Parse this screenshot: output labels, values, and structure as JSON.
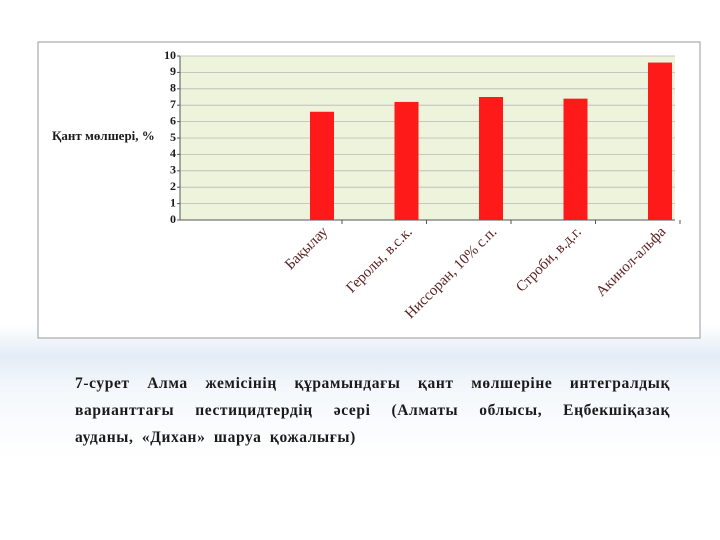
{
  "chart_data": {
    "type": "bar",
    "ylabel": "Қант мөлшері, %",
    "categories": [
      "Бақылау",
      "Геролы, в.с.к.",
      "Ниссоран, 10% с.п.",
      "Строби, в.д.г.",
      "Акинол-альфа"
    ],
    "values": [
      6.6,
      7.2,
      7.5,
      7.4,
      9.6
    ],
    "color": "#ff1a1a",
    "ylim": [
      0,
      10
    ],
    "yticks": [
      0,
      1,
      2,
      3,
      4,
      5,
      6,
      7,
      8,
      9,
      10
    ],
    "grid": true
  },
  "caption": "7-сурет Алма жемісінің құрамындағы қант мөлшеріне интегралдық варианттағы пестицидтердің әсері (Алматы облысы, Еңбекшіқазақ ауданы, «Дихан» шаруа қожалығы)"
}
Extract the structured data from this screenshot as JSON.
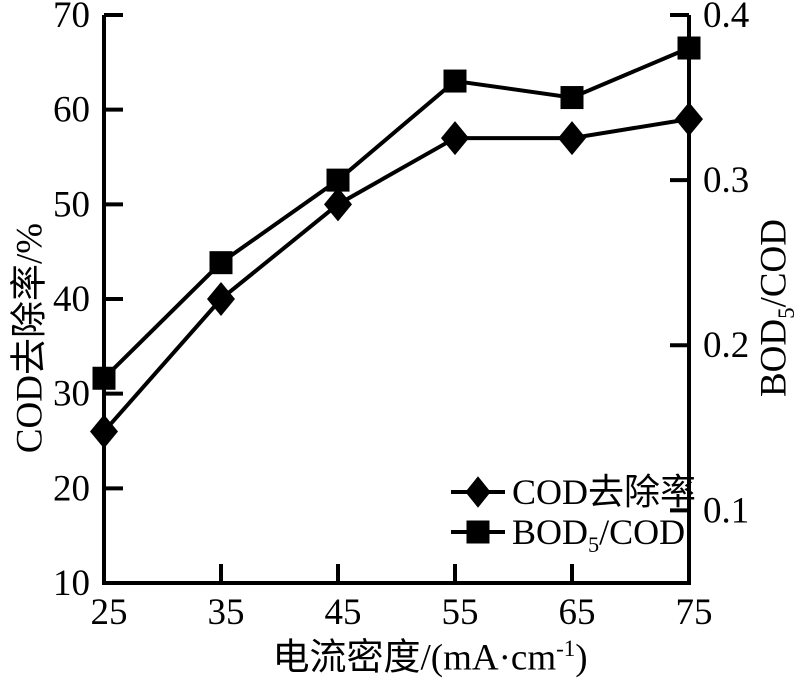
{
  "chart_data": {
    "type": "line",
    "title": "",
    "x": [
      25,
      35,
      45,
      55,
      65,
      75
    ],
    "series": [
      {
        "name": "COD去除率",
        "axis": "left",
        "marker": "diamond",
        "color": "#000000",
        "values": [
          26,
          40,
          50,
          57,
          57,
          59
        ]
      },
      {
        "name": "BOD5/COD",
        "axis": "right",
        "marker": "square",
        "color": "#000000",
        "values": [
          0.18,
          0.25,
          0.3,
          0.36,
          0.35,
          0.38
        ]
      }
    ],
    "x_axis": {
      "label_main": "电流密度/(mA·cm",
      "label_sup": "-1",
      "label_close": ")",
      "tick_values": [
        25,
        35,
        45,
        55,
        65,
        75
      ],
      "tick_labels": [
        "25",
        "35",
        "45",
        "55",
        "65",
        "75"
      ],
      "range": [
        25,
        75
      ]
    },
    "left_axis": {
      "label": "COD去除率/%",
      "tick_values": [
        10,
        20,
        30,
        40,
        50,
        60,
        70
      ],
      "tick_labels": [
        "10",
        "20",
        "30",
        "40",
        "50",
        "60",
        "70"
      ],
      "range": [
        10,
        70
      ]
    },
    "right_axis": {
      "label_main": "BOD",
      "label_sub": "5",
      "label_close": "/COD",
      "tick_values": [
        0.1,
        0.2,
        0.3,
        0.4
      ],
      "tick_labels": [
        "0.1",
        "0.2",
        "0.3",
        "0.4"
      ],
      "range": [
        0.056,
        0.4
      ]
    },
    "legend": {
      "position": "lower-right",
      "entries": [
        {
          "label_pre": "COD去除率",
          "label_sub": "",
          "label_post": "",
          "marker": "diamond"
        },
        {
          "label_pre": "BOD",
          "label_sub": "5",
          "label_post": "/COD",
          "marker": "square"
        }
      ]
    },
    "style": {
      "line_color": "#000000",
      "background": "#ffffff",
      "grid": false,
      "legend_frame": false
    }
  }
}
● ● ● ●
Stated problem:
Return every line holding the word "screenshot" from the records.

Result of this exercise:
Parse this screenshot: output labels, values, and structure as JSON.
Extract the structured data from this screenshot as JSON.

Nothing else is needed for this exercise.